▽

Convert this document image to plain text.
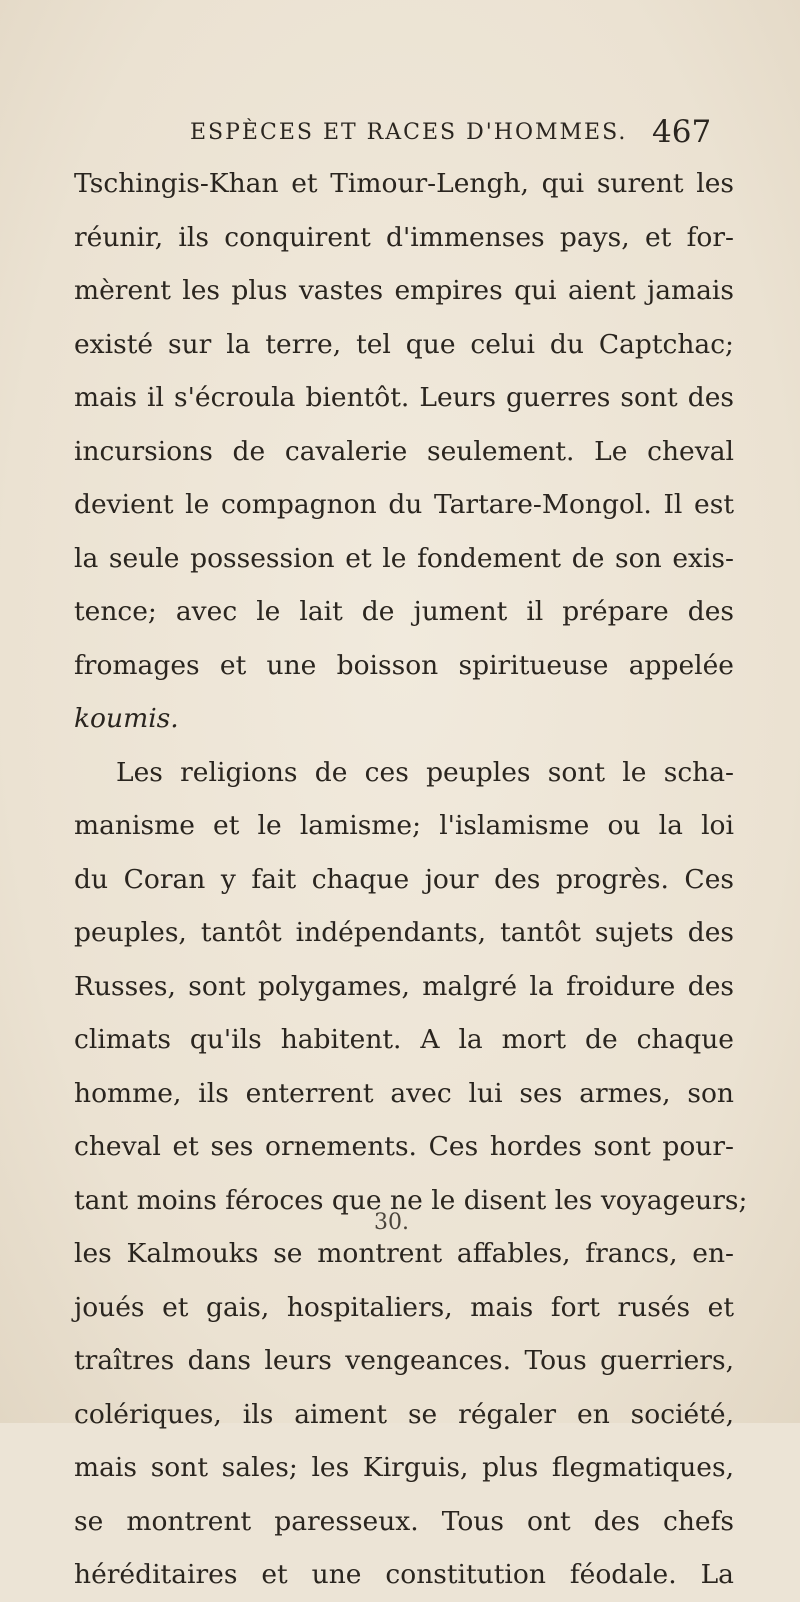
ESPÈCES ET RACES D'HOMMES. 467
Tschingis-Khan et Timour-Lengh, qui surent les
réunir, ils conquirent d'immenses pays, et for-
mèrent les plus vastes empires qui aient jamais
existé sur la terre, tel que celui du Captchac;
mais il s'écroula bientôt. Leurs guerres sont des
incursions de cavalerie seulement. Le cheval
devient le compagnon du Tartare-Mongol. Il est
la seule possession et le fondement de son exis-
tence; avec le lait de jument il prépare des
fromages et une boisson spiritueuse appelée
koumis.
Les religions de ces peuples sont le scha-
manisme et le lamisme; l'islamisme ou la loi
du Coran y fait chaque jour des progrès. Ces
peuples, tantôt indépendants, tantôt sujets des
Russes, sont polygames, malgré la froidure des
climats qu'ils habitent. A la mort de chaque
homme, ils enterrent avec lui ses armes, son
cheval et ses ornements. Ces hordes sont pour-
tant moins féroces que ne le disent les voyageurs;
les Kalmouks se montrent affables, francs, en-
joués et gais, hospitaliers, mais fort rusés et
traîtres dans leurs vengeances. Tous guerriers,
colériques, ils aiment se régaler en société,
mais sont sales; les Kirguis, plus flegmatiques,
se montrent paresseux. Tous ont des chefs
héréditaires et une constitution féodale. La
30.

△

### WRITTEN PROBLEM
Pictures are not part of the copy; reproduce everything else in the records exactly.

### THE COMPLETED TASK
Convert this document image to plain text.
ESPÈCES ET RACES D'HOMMES. 467
Tschingis-Khan et Timour-Lengh, qui surent les
réunir, ils conquirent d'immenses pays, et for-
mèrent les plus vastes empires qui aient jamais
existé sur la terre, tel que celui du Captchac;
mais il s'écroula bientôt. Leurs guerres sont des
incursions de cavalerie seulement. Le cheval
devient le compagnon du Tartare-Mongol. Il est
la seule possession et le fondement de son exis-
tence; avec le lait de jument il prépare des
fromages et une boisson spiritueuse appelée
koumis.
Les religions de ces peuples sont le scha-
manisme et le lamisme; l'islamisme ou la loi
du Coran y fait chaque jour des progrès. Ces
peuples, tantôt indépendants, tantôt sujets des
Russes, sont polygames, malgré la froidure des
climats qu'ils habitent. A la mort de chaque
homme, ils enterrent avec lui ses armes, son
cheval et ses ornements. Ces hordes sont pour-
tant moins féroces que ne le disent les voyageurs;
les Kalmouks se montrent affables, francs, en-
joués et gais, hospitaliers, mais fort rusés et
traîtres dans leurs vengeances. Tous guerriers,
colériques, ils aiment se régaler en société,
mais sont sales; les Kirguis, plus flegmatiques,
se montrent paresseux. Tous ont des chefs
héréditaires et une constitution féodale. La
30.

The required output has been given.